[The request] Restate the full set of records exactly, word for word.
────────────────────
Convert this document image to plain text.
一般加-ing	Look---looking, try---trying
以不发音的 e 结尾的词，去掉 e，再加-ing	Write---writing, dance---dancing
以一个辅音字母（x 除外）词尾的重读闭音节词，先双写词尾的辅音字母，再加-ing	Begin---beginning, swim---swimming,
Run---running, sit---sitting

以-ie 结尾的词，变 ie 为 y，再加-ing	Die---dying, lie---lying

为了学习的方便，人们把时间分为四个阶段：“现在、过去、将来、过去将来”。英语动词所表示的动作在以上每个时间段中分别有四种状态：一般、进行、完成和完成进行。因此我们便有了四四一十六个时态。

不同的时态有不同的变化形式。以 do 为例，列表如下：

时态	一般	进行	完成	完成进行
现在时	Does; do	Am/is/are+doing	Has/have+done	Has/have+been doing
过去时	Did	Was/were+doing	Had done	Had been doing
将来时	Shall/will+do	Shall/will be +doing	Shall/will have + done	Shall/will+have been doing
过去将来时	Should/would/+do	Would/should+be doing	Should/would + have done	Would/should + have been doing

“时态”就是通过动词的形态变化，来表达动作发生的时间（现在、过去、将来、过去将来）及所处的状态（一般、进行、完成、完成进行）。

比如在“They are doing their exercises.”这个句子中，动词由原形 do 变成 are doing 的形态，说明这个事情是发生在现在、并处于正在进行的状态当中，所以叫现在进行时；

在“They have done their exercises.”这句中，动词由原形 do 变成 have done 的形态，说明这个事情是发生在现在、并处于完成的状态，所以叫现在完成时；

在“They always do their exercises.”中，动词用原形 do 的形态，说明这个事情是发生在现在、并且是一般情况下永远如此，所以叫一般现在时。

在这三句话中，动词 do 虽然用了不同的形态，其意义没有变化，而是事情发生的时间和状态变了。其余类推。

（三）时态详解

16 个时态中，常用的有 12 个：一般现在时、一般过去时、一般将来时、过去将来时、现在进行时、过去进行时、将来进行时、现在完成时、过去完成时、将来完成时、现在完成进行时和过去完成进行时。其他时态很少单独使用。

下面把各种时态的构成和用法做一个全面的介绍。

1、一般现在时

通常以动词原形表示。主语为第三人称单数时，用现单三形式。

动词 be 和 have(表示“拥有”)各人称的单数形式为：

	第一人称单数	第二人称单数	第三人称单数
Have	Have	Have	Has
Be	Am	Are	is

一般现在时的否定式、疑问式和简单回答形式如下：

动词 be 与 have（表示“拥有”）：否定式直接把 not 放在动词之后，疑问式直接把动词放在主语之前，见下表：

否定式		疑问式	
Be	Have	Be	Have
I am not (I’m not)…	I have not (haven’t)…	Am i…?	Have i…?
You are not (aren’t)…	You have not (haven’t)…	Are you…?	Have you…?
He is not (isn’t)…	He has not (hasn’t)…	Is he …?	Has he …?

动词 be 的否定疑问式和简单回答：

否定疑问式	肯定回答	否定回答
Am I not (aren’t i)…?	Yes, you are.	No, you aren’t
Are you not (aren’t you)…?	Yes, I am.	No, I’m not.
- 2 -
────────────────────
[Full output]
Convert this document image to plain text.
一般加-ing	Look---looking, try---trying
以不发音的 e 结尾的词，去掉 e，再加-ing	Write---writing, dance---dancing
以一个辅音字母（x 除外）词尾的重读闭音节词，先双写词尾的辅音字母，再加-ing	Begin---beginning, swim---swimming,
Run---running, sit---sitting

以-ie 结尾的词，变 ie 为 y，再加-ing	Die---dying, lie---lying

为了学习的方便，人们把时间分为四个阶段：“现在、过去、将来、过去将来”。英语动词所表示的动作在以上每个时间段中分别有四种状态：一般、进行、完成和完成进行。因此我们便有了四四一十六个时态。

不同的时态有不同的变化形式。以 do 为例，列表如下：

时态	一般	进行	完成	完成进行
现在时	Does; do	Am/is/are+doing	Has/have+done	Has/have+been doing
过去时	Did	Was/were+doing	Had done	Had been doing
将来时	Shall/will+do	Shall/will be +doing	Shall/will have + done	Shall/will+have been doing
过去将来时	Should/would/+do	Would/should+be doing	Should/would + have done	Would/should + have been doing

“时态”就是通过动词的形态变化，来表达动作发生的时间（现在、过去、将来、过去将来）及所处的状态（一般、进行、完成、完成进行）。

比如在“They are doing their exercises.”这个句子中，动词由原形 do 变成 are doing 的形态，说明这个事情是发生在现在、并处于正在进行的状态当中，所以叫现在进行时；

在“They have done their exercises.”这句中，动词由原形 do 变成 have done 的形态，说明这个事情是发生在现在、并处于完成的状态，所以叫现在完成时；

在“They always do their exercises.”中，动词用原形 do 的形态，说明这个事情是发生在现在、并且是一般情况下永远如此，所以叫一般现在时。

在这三句话中，动词 do 虽然用了不同的形态，其意义没有变化，而是事情发生的时间和状态变了。其余类推。

（三）时态详解

16 个时态中，常用的有 12 个：一般现在时、一般过去时、一般将来时、过去将来时、现在进行时、过去进行时、将来进行时、现在完成时、过去完成时、将来完成时、现在完成进行时和过去完成进行时。其他时态很少单独使用。

下面把各种时态的构成和用法做一个全面的介绍。

1、一般现在时

通常以动词原形表示。主语为第三人称单数时，用现单三形式。

动词 be 和 have(表示“拥有”)各人称的单数形式为：

	第一人称单数	第二人称单数	第三人称单数
Have	Have	Have	Has
Be	Am	Are	is

一般现在时的否定式、疑问式和简单回答形式如下：

动词 be 与 have（表示“拥有”）：否定式直接把 not 放在动词之后，疑问式直接把动词放在主语之前，见下表：

否定式		疑问式	
Be	Have	Be	Have
I am not (I’m not)…	I have not (haven’t)…	Am i…?	Have i…?
You are not (aren’t)…	You have not (haven’t)…	Are you…?	Have you…?
He is not (isn’t)…	He has not (hasn’t)…	Is he …?	Has he …?

动词 be 的否定疑问式和简单回答：

否定疑问式	肯定回答	否定回答
Am I not (aren’t i)…?	Yes, you are.	No, you aren’t
Are you not (aren’t you)…?	Yes, I am.	No, I’m not.
- 2 -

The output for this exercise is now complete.